* START RECORDS SUPPLIED *

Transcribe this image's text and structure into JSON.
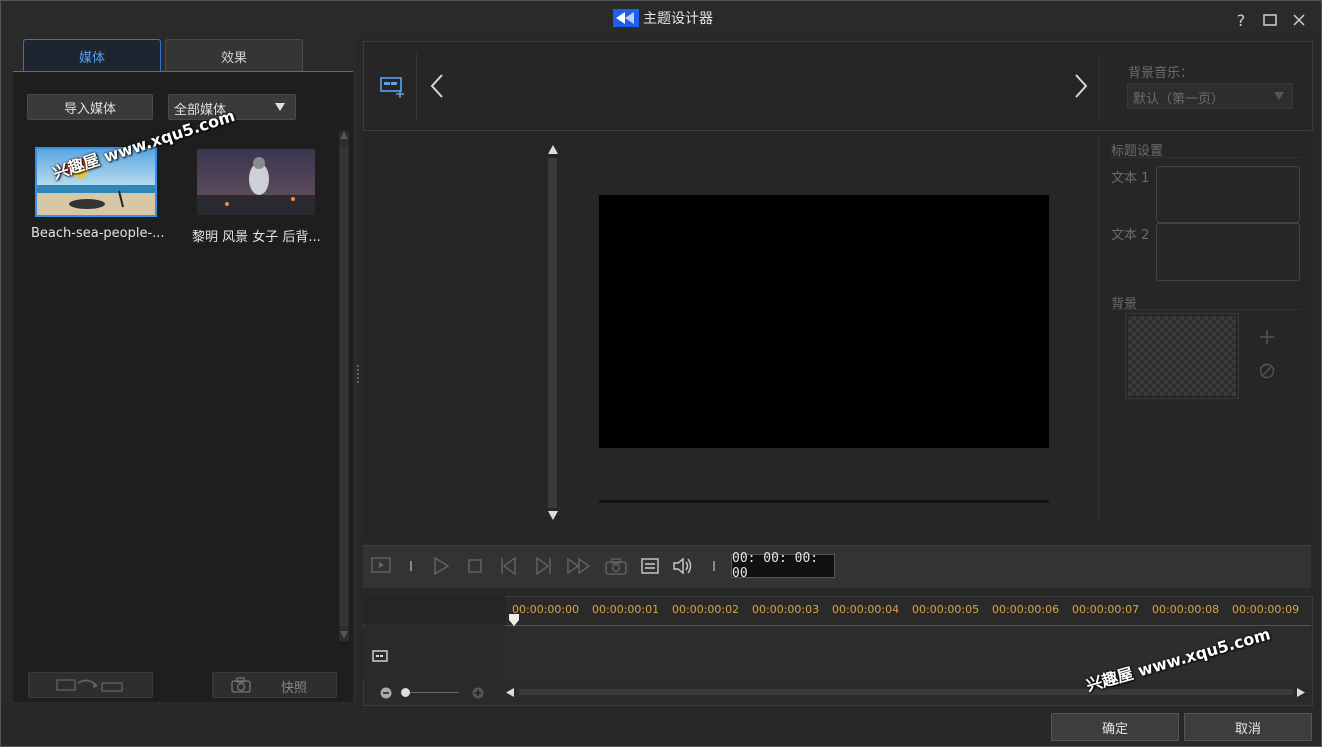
{
  "window": {
    "title": "主题设计器",
    "help": "?",
    "maximize": "☐",
    "close": "✕"
  },
  "left": {
    "tabs": [
      {
        "label": "媒体"
      },
      {
        "label": "效果"
      }
    ],
    "import_button": "导入媒体",
    "filter_value": "全部媒体",
    "media": [
      {
        "label": "Beach-sea-people-..."
      },
      {
        "label": "黎明 风景 女子 后背..."
      }
    ],
    "snapshot_button": "快照"
  },
  "top": {
    "bgmusic_label": "背景音乐：",
    "bgmusic_value": "默认（第一页）"
  },
  "side": {
    "title_settings": "标题设置",
    "text1": "文本 1",
    "text2": "文本 2",
    "background": "背景"
  },
  "player": {
    "timecode": "00: 00: 00: 00"
  },
  "timeline": {
    "marks": [
      "00:00:00:00",
      "00:00:00:01",
      "00:00:00:02",
      "00:00:00:03",
      "00:00:00:04",
      "00:00:00:05",
      "00:00:00:06",
      "00:00:00:07",
      "00:00:00:08",
      "00:00:00:09"
    ]
  },
  "footer": {
    "ok": "确定",
    "cancel": "取消"
  },
  "watermark": {
    "text1": "兴趣屋 www.xqu5.com",
    "text2": "兴趣屋 www.xqu5.com"
  },
  "colors": {
    "accent": "#3a6fd0",
    "timecode_gold": "#d9a440",
    "playhead": "#d63030"
  }
}
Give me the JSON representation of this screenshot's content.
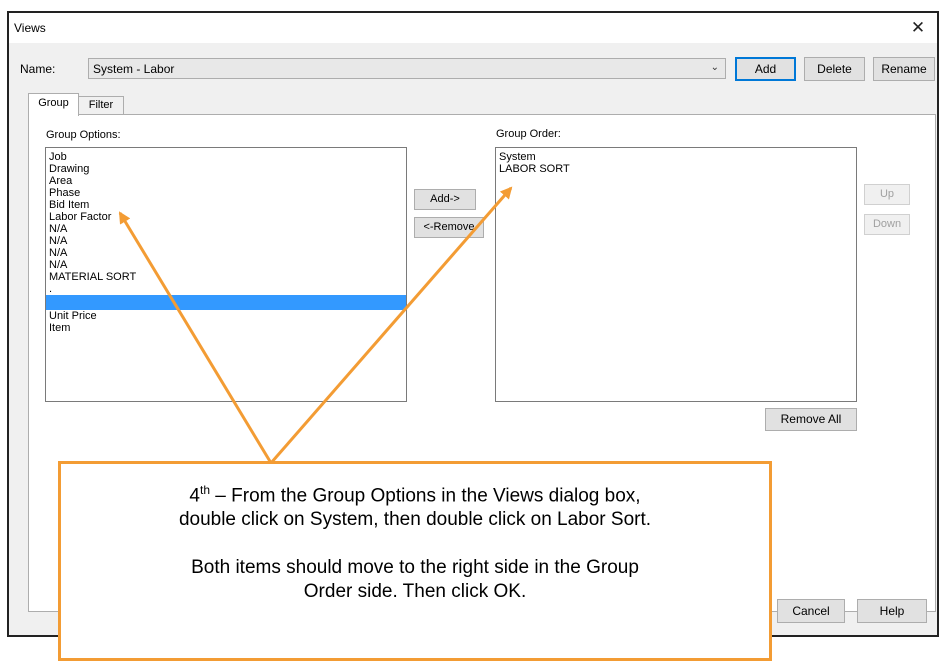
{
  "window": {
    "title": "Views"
  },
  "name_row": {
    "label": "Name:",
    "value": "System - Labor",
    "add": "Add",
    "delete": "Delete",
    "rename": "Rename"
  },
  "tabs": [
    {
      "label": "Group"
    },
    {
      "label": "Filter"
    }
  ],
  "group_options": {
    "label": "Group Options:",
    "items": [
      "Job",
      "Drawing",
      "Area",
      "Phase",
      "Bid Item",
      "Labor Factor",
      "N/A",
      "N/A",
      "N/A",
      "N/A",
      "MATERIAL SORT",
      ".",
      "",
      "Unit Price",
      "Item"
    ],
    "selected_index": 12
  },
  "move_buttons": {
    "add": "Add->",
    "remove": "<-Remove"
  },
  "group_order": {
    "label": "Group Order:",
    "items": [
      "System",
      "LABOR SORT"
    ]
  },
  "order_buttons": {
    "up": "Up",
    "down": "Down",
    "remove_all": "Remove All"
  },
  "footer": {
    "cancel": "Cancel",
    "help": "Help"
  },
  "callout": {
    "ordinal": "4",
    "ordinal_suffix": "th",
    "line1": " – From the Group Options in the Views dialog box,",
    "line2": "double click on System, then double click on Labor Sort.",
    "line3": "Both items should move to the right side in the Group",
    "line4": "Order side.  Then click OK."
  },
  "colors": {
    "arrow": "#f39c34",
    "selection": "#3399ff",
    "primary_border": "#0078d7"
  },
  "icons": {
    "close": "close-icon",
    "dropdown": "chevron-down-icon"
  }
}
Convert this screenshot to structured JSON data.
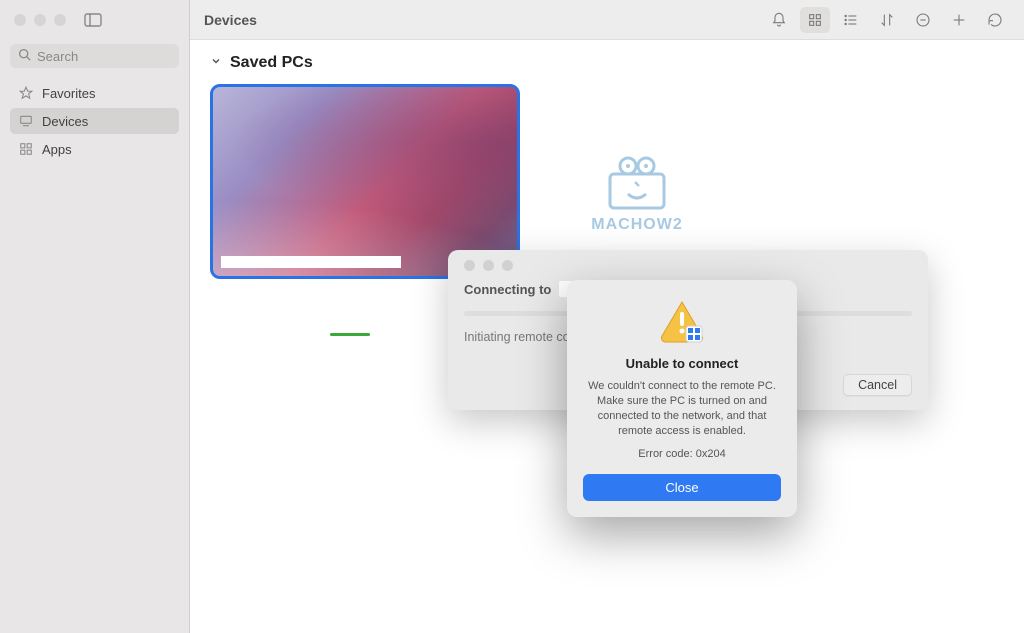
{
  "header": {
    "title": "Devices"
  },
  "search": {
    "placeholder": "Search"
  },
  "sidebar": {
    "items": [
      {
        "label": "Favorites",
        "icon": "star-icon",
        "selected": false
      },
      {
        "label": "Devices",
        "icon": "display-icon",
        "selected": true
      },
      {
        "label": "Apps",
        "icon": "grid-icon",
        "selected": false
      }
    ]
  },
  "section": {
    "title": "Saved PCs"
  },
  "watermark": {
    "text": "MACHOW2"
  },
  "sheet": {
    "connecting_label": "Connecting to",
    "status": "Initiating remote connection...",
    "cancel": "Cancel"
  },
  "dialog": {
    "title": "Unable to connect",
    "body": "We couldn't connect to the remote PC. Make sure the PC is turned on and connected to the network, and that remote access is enabled.",
    "error_code": "Error code: 0x204",
    "close": "Close"
  },
  "colors": {
    "accent": "#2f79f2",
    "selection": "#2b72e5"
  }
}
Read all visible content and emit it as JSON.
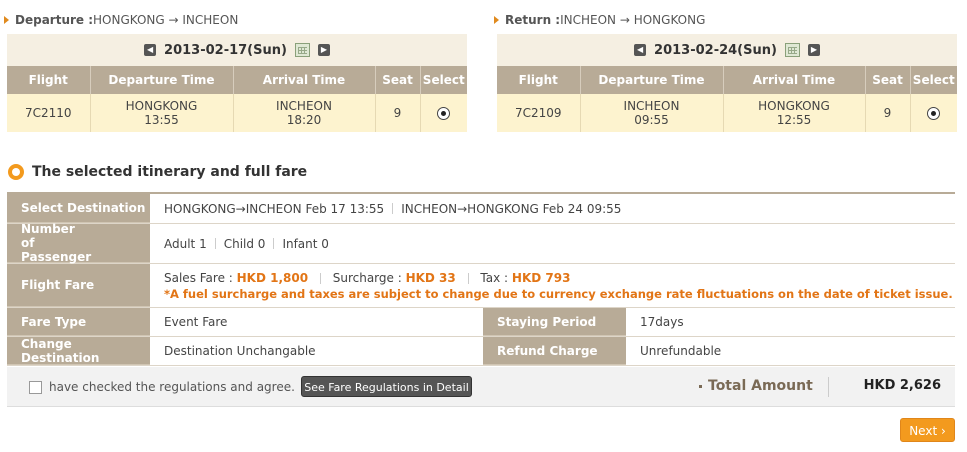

* END RECORDS SUPPLIED *

- _SET TASK_: Retype every entry verbatim and exclude the pictures from the copy.

- _REPLY TO THE EXERCISE_:
Transcribe this image's text and structure into JSON.
{
  "window": {
    "title": "主题设计器",
    "help": "?",
    "maximize": "☐",
    "close": "✕"
  },
  "left": {
    "tabs": [
      {
        "label": "媒体"
      },
      {
        "label": "效果"
      }
    ],
    "import_button": "导入媒体",
    "filter_value": "全部媒体",
    "media": [
      {
        "label": "Beach-sea-people-..."
      },
      {
        "label": "黎明 风景 女子 后背..."
      }
    ],
    "snapshot_button": "快照"
  },
  "top": {
    "bgmusic_label": "背景音乐：",
    "bgmusic_value": "默认（第一页）"
  },
  "side": {
    "title_settings": "标题设置",
    "text1": "文本 1",
    "text2": "文本 2",
    "background": "背景"
  },
  "player": {
    "timecode": "00: 00: 00: 00"
  },
  "timeline": {
    "marks": [
      "00:00:00:00",
      "00:00:00:01",
      "00:00:00:02",
      "00:00:00:03",
      "00:00:00:04",
      "00:00:00:05",
      "00:00:00:06",
      "00:00:00:07",
      "00:00:00:08",
      "00:00:00:09"
    ]
  },
  "footer": {
    "ok": "确定",
    "cancel": "取消"
  },
  "watermark": {
    "text1": "兴趣屋 www.xqu5.com",
    "text2": "兴趣屋 www.xqu5.com"
  },
  "colors": {
    "accent": "#3a6fd0",
    "timecode_gold": "#d9a440",
    "playhead": "#d63030"
  }
}
Give me the JSON representation of this screenshot's content.
{
  "window": {
    "title": "Views"
  },
  "name_row": {
    "label": "Name:",
    "value": "System - Labor",
    "add": "Add",
    "delete": "Delete",
    "rename": "Rename"
  },
  "tabs": [
    {
      "label": "Group"
    },
    {
      "label": "Filter"
    }
  ],
  "group_options": {
    "label": "Group Options:",
    "items": [
      "Job",
      "Drawing",
      "Area",
      "Phase",
      "Bid Item",
      "Labor Factor",
      "N/A",
      "N/A",
      "N/A",
      "N/A",
      "MATERIAL SORT",
      ".",
      "",
      "Unit Price",
      "Item"
    ],
    "selected_index": 12
  },
  "move_buttons": {
    "add": "Add->",
    "remove": "<-Remove"
  },
  "group_order": {
    "label": "Group Order:",
    "items": [
      "System",
      "LABOR SORT"
    ]
  },
  "order_buttons": {
    "up": "Up",
    "down": "Down",
    "remove_all": "Remove All"
  },
  "footer": {
    "cancel": "Cancel",
    "help": "Help"
  },
  "callout": {
    "ordinal": "4",
    "ordinal_suffix": "th",
    "line1": " – From the Group Options in the Views dialog box,",
    "line2": "double click on System, then double click on Labor Sort.",
    "line3": "Both items should move to the right side in the Group",
    "line4": "Order side.  Then click OK."
  },
  "colors": {
    "arrow": "#f39c34",
    "selection": "#3399ff",
    "primary_border": "#0078d7"
  },
  "icons": {
    "close": "close-icon",
    "dropdown": "chevron-down-icon"
  }
}
Convert this screenshot to structured JSON data.
{
  "header": {
    "title": "Devices"
  },
  "search": {
    "placeholder": "Search"
  },
  "sidebar": {
    "items": [
      {
        "label": "Favorites",
        "icon": "star-icon",
        "selected": false
      },
      {
        "label": "Devices",
        "icon": "display-icon",
        "selected": true
      },
      {
        "label": "Apps",
        "icon": "grid-icon",
        "selected": false
      }
    ]
  },
  "section": {
    "title": "Saved PCs"
  },
  "watermark": {
    "text": "MACHOW2"
  },
  "sheet": {
    "connecting_label": "Connecting to",
    "status": "Initiating remote connection...",
    "cancel": "Cancel"
  },
  "dialog": {
    "title": "Unable to connect",
    "body": "We couldn't connect to the remote PC. Make sure the PC is turned on and connected to the network, and that remote access is enabled.",
    "error_code": "Error code: 0x204",
    "close": "Close"
  },
  "colors": {
    "accent": "#2f79f2",
    "selection": "#2b72e5"
  }
}
Read all visible content and emit it as JSON.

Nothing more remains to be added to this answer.